• Information supplied:
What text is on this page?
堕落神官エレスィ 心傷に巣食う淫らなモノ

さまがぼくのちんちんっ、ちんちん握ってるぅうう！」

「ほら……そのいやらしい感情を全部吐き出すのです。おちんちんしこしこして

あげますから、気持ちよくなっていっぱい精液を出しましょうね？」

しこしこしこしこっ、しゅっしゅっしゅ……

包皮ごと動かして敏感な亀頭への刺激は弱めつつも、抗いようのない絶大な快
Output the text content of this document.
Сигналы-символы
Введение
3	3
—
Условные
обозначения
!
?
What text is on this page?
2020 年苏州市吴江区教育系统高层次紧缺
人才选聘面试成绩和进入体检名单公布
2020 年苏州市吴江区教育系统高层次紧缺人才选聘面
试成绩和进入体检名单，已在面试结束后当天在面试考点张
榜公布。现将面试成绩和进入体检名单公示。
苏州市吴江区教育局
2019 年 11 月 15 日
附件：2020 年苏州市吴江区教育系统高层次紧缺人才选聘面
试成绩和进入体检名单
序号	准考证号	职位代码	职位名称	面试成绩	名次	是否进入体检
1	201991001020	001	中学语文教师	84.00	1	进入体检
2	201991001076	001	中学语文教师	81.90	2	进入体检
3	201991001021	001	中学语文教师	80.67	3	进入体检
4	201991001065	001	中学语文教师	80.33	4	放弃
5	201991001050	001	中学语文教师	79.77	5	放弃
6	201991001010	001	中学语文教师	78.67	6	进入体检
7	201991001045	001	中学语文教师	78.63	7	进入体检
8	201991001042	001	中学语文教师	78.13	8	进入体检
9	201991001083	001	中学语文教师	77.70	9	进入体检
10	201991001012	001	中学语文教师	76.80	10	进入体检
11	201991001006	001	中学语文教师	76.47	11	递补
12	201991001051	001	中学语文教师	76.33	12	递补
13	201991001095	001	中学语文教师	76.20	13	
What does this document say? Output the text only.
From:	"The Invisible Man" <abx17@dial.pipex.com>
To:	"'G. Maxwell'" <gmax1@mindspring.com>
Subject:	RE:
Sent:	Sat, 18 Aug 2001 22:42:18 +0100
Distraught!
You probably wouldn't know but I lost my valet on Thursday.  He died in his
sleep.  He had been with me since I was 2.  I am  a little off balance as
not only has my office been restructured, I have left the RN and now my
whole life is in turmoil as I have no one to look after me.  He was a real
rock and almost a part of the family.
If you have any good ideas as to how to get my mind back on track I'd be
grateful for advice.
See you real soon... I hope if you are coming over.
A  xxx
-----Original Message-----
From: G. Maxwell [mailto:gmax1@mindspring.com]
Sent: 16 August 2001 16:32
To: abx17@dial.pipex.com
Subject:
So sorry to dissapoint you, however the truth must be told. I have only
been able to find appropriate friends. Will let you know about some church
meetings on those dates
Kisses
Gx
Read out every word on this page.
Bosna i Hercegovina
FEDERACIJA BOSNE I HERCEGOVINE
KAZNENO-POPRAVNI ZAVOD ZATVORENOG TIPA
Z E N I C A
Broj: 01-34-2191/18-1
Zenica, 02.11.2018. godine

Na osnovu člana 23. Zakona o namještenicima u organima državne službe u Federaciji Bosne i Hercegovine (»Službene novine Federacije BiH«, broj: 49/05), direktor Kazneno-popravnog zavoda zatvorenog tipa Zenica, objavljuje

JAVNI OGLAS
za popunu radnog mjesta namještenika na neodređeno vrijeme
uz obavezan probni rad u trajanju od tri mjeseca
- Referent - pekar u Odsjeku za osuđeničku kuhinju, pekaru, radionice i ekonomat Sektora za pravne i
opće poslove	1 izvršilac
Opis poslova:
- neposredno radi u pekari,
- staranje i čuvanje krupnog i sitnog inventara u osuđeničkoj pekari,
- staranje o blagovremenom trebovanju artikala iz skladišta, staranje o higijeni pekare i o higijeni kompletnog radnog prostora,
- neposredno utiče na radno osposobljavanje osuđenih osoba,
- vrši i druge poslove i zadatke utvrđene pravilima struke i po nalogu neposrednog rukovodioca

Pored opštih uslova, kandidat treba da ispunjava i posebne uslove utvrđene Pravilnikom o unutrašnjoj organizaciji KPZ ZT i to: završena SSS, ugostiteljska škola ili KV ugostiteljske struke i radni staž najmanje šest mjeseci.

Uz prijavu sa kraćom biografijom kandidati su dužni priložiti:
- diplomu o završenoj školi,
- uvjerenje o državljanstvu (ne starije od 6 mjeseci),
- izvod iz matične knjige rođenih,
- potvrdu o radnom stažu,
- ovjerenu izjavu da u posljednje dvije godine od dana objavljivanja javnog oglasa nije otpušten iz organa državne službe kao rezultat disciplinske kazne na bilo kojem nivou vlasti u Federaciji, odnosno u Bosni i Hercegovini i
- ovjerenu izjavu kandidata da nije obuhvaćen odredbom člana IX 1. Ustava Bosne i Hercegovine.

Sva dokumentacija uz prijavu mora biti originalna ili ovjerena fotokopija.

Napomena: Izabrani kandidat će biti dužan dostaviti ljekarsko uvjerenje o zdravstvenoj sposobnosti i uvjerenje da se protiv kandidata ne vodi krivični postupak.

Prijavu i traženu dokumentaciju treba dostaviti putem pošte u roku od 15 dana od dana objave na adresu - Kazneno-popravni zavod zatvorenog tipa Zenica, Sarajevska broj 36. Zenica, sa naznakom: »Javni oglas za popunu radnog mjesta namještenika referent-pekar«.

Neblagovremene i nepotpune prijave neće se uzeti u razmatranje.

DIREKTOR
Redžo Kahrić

• Task requirements:
The records above are to be repeated exactly, in their entirety.

• Answer to this task:
What text is on this page?
堕落神官エレスィ 心傷に巣食う淫らなモノ

さまがぼくのちんちんっ、ちんちん握ってるぅうう！」

「ほら……そのいやらしい感情を全部吐き出すのです。おちんちんしこしこして

あげますから、気持ちよくなっていっぱい精液を出しましょうね？」

しこしこしこしこっ、しゅっしゅっしゅ……

包皮ごと動かして敏感な亀頭への刺激は弱めつつも、抗いようのない絶大な快
Output the text content of this document.
Сигналы-символы
Введение
3	3
—
Условные
обозначения
!
?
What text is on this page?
2020 年苏州市吴江区教育系统高层次紧缺
人才选聘面试成绩和进入体检名单公布
2020 年苏州市吴江区教育系统高层次紧缺人才选聘面
试成绩和进入体检名单，已在面试结束后当天在面试考点张
榜公布。现将面试成绩和进入体检名单公示。
苏州市吴江区教育局
2019 年 11 月 15 日
附件：2020 年苏州市吴江区教育系统高层次紧缺人才选聘面
试成绩和进入体检名单
序号	准考证号	职位代码	职位名称	面试成绩	名次	是否进入体检
1	201991001020	001	中学语文教师	84.00	1	进入体检
2	201991001076	001	中学语文教师	81.90	2	进入体检
3	201991001021	001	中学语文教师	80.67	3	进入体检
4	201991001065	001	中学语文教师	80.33	4	放弃
5	201991001050	001	中学语文教师	79.77	5	放弃
6	201991001010	001	中学语文教师	78.67	6	进入体检
7	201991001045	001	中学语文教师	78.63	7	进入体检
8	201991001042	001	中学语文教师	78.13	8	进入体检
9	201991001083	001	中学语文教师	77.70	9	进入体检
10	201991001012	001	中学语文教师	76.80	10	进入体检
11	201991001006	001	中学语文教师	76.47	11	递补
12	201991001051	001	中学语文教师	76.33	12	递补
13	201991001095	001	中学语文教师	76.20	13	
What does this document say? Output the text only.
From:	"The Invisible Man" <abx17@dial.pipex.com>
To:	"'G. Maxwell'" <gmax1@mindspring.com>
Subject:	RE:
Sent:	Sat, 18 Aug 2001 22:42:18 +0100
Distraught!
You probably wouldn't know but I lost my valet on Thursday.  He died in his
sleep.  He had been with me since I was 2.  I am  a little off balance as
not only has my office been restructured, I have left the RN and now my
whole life is in turmoil as I have no one to look after me.  He was a real
rock and almost a part of the family.
If you have any good ideas as to how to get my mind back on track I'd be
grateful for advice.
See you real soon... I hope if you are coming over.
A  xxx
-----Original Message-----
From: G. Maxwell [mailto:gmax1@mindspring.com]
Sent: 16 August 2001 16:32
To: abx17@dial.pipex.com
Subject:
So sorry to dissapoint you, however the truth must be told. I have only
been able to find appropriate friends. Will let you know about some church
meetings on those dates
Kisses
Gx
Read out every word on this page.
Bosna i Hercegovina
FEDERACIJA BOSNE I HERCEGOVINE
KAZNENO-POPRAVNI ZAVOD ZATVORENOG TIPA
Z E N I C A
Broj: 01-34-2191/18-1
Zenica, 02.11.2018. godine

Na osnovu člana 23. Zakona o namještenicima u organima državne službe u Federaciji Bosne i Hercegovine (»Službene novine Federacije BiH«, broj: 49/05), direktor Kazneno-popravnog zavoda zatvorenog tipa Zenica, objavljuje

JAVNI OGLAS
za popunu radnog mjesta namještenika na neodređeno vrijeme
uz obavezan probni rad u trajanju od tri mjeseca
- Referent - pekar u Odsjeku za osuđeničku kuhinju, pekaru, radionice i ekonomat Sektora za pravne i
opće poslove	1 izvršilac
Opis poslova:
- neposredno radi u pekari,
- staranje i čuvanje krupnog i sitnog inventara u osuđeničkoj pekari,
- staranje o blagovremenom trebovanju artikala iz skladišta, staranje o higijeni pekare i o higijeni kompletnog radnog prostora,
- neposredno utiče na radno osposobljavanje osuđenih osoba,
- vrši i druge poslove i zadatke utvrđene pravilima struke i po nalogu neposrednog rukovodioca

Pored opštih uslova, kandidat treba da ispunjava i posebne uslove utvrđene Pravilnikom o unutrašnjoj organizaciji KPZ ZT i to: završena SSS, ugostiteljska škola ili KV ugostiteljske struke i radni staž najmanje šest mjeseci.

Uz prijavu sa kraćom biografijom kandidati su dužni priložiti:
- diplomu o završenoj školi,
- uvjerenje o državljanstvu (ne starije od 6 mjeseci),
- izvod iz matične knjige rođenih,
- potvrdu o radnom stažu,
- ovjerenu izjavu da u posljednje dvije godine od dana objavljivanja javnog oglasa nije otpušten iz organa državne službe kao rezultat disciplinske kazne na bilo kojem nivou vlasti u Federaciji, odnosno u Bosni i Hercegovini i
- ovjerenu izjavu kandidata da nije obuhvaćen odredbom člana IX 1. Ustava Bosne i Hercegovine.

Sva dokumentacija uz prijavu mora biti originalna ili ovjerena fotokopija.

Napomena: Izabrani kandidat će biti dužan dostaviti ljekarsko uvjerenje o zdravstvenoj sposobnosti i uvjerenje da se protiv kandidata ne vodi krivični postupak.

Prijavu i traženu dokumentaciju treba dostaviti putem pošte u roku od 15 dana od dana objave na adresu - Kazneno-popravni zavod zatvorenog tipa Zenica, Sarajevska broj 36. Zenica, sa naznakom: »Javni oglas za popunu radnog mjesta namještenika referent-pekar«.

Neblagovremene i nepotpune prijave neće se uzeti u razmatranje.

DIREKTOR
Redžo Kahrić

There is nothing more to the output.